# Smurf Explosion



## Plumbersteve (Jan 25, 2011)

I'd like to start a buzz marketing campaign against the use of blue puck cleaners. It's called "save a Smurf"


----------



## Gargalaxy (Aug 14, 2013)

I hate that blue thing, actually when you need to replace a fill valve...but in that toilet make a beautiful camouflage color.


----------



## Nathan901 (Feb 11, 2012)

Whenever I work on toilets I have a little 2 gallon shop vac I bring in with me to suck the tank dry.


I like how clean it makes my dirty old shop vac smell after I suck up the puck. It's exhaust is almost like an air freshener :yes:

Not to mention I end up fully rebuilding the toilet.


----------



## dhal22 (Jul 30, 2010)

Nathan901 said:


> Whenever I work on toilets I have a little 2 gallon shop vac I bring in with me to suck the tank dry.
> 
> 
> I like how clean it makes my dirty old shop vac smell after I suck up the puck. It's exhaust is almost like an air freshener :yes:
> ...


Could not possibly say it better than this. My 2 gal Ridgid shop vac is a mandatory tool.

David


----------



## Shoot'N'Plumber (Apr 27, 2013)

I use the ridgid 5 gal shopvac, but point is it does make for a nice dry repair!


----------



## Plumbersteve (Jan 25, 2011)

Tank water was clean and clear. The puck was gone. Didn't really have much blue to worry about...other than the obvious


----------



## Protech (Sep 22, 2008)

Papa surf obviously shook it more than twice! lol


----------



## Optimus Primer (May 20, 2009)

Nathan901 said:


> Whenever I work on toilets I have a little 2 gallon shop vac I bring in with me to suck the tank dry.
> 
> 
> I like how clean it makes my dirty old shop vac smell after I suck up the puck. It's exhaust is almost like an air freshener :yes:
> ...


We had a service plumber do that a few years ago. Something happened and the vac was blowing out as it was sucking in. Not a pretty sight.


----------

**Records shown:**
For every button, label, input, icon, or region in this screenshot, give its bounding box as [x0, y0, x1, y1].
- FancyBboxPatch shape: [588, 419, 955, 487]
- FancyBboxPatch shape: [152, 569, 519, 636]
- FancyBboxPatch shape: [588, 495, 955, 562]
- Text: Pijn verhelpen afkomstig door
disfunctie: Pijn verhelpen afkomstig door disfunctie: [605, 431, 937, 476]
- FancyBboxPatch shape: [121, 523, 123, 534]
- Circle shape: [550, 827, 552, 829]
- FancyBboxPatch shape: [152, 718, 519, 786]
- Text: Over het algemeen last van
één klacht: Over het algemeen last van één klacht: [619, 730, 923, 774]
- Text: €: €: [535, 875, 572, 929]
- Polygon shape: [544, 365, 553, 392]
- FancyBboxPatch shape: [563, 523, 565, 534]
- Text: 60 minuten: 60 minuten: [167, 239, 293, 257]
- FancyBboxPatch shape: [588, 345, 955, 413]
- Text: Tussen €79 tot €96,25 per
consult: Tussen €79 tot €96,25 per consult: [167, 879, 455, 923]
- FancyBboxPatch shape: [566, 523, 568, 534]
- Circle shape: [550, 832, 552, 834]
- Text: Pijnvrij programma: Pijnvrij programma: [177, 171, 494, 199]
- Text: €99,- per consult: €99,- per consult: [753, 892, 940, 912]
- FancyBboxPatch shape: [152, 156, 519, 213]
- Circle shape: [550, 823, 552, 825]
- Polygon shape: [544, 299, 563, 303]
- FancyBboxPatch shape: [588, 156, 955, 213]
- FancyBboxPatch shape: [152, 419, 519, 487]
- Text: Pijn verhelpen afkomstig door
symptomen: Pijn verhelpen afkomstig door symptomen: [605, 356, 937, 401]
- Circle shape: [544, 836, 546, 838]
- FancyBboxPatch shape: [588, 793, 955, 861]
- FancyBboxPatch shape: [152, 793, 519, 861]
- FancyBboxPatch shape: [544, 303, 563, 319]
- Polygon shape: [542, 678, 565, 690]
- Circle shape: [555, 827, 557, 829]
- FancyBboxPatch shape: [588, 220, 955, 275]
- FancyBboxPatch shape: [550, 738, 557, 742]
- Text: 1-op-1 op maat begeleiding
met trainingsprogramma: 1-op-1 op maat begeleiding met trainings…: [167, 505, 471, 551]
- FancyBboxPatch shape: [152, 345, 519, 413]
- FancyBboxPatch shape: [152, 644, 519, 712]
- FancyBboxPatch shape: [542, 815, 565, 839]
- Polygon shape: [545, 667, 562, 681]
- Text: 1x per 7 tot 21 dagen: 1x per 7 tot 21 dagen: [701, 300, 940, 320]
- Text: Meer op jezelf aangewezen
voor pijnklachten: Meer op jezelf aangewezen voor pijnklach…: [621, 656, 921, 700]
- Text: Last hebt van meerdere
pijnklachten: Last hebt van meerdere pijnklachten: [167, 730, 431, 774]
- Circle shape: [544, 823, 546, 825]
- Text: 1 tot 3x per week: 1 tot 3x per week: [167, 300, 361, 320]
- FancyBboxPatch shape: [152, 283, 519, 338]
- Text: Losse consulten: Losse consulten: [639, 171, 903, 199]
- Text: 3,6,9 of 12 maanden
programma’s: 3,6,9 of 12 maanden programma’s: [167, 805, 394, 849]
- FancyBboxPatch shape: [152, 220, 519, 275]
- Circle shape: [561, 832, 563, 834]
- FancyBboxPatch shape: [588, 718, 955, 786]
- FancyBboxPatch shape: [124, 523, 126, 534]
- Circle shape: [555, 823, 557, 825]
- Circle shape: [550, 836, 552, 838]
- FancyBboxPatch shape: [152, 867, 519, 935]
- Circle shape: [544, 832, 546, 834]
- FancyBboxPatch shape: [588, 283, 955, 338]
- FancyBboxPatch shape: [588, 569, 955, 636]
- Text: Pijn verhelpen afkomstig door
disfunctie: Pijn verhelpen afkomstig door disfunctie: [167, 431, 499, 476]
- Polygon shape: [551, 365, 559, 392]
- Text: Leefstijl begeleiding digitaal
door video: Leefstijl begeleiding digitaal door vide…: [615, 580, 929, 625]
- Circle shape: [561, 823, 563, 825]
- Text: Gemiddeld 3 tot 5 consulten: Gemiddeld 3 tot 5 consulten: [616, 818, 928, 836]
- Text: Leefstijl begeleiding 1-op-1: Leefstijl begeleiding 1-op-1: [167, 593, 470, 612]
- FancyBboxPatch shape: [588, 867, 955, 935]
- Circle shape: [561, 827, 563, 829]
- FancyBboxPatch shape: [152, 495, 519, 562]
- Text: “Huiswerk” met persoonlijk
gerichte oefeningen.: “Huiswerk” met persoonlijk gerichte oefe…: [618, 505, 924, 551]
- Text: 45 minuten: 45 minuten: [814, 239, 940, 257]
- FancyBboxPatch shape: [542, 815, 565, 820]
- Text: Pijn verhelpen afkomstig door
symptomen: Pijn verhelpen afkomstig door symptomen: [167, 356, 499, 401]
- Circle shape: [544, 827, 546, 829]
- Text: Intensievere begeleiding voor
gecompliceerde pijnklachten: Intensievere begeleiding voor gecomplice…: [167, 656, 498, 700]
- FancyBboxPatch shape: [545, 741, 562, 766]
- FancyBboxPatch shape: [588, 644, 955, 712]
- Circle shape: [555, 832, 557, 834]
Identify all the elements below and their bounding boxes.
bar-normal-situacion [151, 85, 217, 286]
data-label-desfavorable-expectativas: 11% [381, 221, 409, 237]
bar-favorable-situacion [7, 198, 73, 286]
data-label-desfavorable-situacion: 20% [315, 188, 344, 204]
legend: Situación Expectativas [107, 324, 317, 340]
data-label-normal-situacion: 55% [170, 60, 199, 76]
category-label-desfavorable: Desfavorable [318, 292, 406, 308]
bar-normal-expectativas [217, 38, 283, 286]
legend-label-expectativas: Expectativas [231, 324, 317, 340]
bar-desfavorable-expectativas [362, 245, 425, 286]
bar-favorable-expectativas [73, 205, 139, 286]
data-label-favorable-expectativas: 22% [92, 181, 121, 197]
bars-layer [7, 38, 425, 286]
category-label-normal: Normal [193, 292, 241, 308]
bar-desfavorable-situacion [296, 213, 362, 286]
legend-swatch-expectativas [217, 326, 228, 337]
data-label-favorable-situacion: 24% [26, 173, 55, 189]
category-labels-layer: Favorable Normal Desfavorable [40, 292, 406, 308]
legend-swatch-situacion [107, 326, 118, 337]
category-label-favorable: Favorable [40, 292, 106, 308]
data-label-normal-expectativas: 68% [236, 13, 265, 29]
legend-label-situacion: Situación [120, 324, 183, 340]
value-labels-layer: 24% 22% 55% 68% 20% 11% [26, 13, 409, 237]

**Your tasks:**
a. Print the portion of the Smurf Explosion thread between "# Smurf Explosion" and "(Aug 14, 2013)", inclusive.
b. Name every distinct username that appears as a post heading in the Smurf Explosion thread.
c. According to the Smurf Explosion thread, what size shop vac does Shoot'N'Plumber use?

**The responses:**
a.
# Smurf Explosion



## Plumbersteve (Jan 25, 2011)

I'd like to start a buzz marketing campaign against the use of blue puck cleaners. It's called "save a Smurf"


----------



## Gargalaxy (Aug 14, 2013)

b. Plumbersteve, Gargalaxy, Nathan901, dhal22, Shoot'N'Plumber, Protech, Optimus Primer

c. A Ridgid 5-gallon shop vac.